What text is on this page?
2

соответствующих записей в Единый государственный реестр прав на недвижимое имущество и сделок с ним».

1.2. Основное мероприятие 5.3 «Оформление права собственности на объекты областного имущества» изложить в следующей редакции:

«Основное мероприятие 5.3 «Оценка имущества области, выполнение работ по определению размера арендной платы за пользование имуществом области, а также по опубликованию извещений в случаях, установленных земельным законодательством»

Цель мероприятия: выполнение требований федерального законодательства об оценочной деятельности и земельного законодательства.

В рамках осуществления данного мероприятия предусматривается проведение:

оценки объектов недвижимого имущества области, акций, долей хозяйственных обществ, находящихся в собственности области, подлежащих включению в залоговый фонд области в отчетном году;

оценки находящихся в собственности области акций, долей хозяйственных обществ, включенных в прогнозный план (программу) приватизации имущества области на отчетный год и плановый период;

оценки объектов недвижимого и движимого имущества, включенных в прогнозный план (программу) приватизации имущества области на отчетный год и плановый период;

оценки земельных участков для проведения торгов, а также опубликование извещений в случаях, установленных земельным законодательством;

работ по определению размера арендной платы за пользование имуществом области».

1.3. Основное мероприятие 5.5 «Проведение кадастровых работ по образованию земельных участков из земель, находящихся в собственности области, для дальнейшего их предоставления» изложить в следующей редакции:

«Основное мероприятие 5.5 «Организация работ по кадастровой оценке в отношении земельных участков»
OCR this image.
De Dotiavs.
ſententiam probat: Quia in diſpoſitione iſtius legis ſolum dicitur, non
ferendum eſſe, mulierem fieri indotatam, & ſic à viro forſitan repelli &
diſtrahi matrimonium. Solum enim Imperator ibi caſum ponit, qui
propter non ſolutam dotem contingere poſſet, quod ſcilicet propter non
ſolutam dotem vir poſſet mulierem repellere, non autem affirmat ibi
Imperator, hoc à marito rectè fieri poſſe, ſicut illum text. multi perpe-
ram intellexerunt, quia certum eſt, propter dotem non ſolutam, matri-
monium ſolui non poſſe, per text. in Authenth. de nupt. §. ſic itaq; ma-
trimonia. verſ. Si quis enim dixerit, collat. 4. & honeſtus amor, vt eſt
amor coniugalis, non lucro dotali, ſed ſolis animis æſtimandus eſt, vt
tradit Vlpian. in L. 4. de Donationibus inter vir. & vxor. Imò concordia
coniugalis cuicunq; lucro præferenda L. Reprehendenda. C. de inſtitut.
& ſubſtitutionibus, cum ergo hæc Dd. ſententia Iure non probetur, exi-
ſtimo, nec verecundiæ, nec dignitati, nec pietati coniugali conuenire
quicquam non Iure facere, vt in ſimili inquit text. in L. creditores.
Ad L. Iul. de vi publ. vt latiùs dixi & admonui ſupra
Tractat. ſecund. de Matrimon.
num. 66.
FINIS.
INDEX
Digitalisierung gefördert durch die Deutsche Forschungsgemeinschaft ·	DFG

§ GOAL OF THE EXERCISE: Copy out every line from the data above that has "определению" in it.

§ WRITTEN ANSWER:
«Основное мероприятие 5.3 «Оценка имущества области, выполнение работ по определению размера арендной платы за пользование имуществом области, а также по опубликованию извещений в случаях, установленных земельным законодательством»
работ по определению размера арендной платы за пользование имуществом области».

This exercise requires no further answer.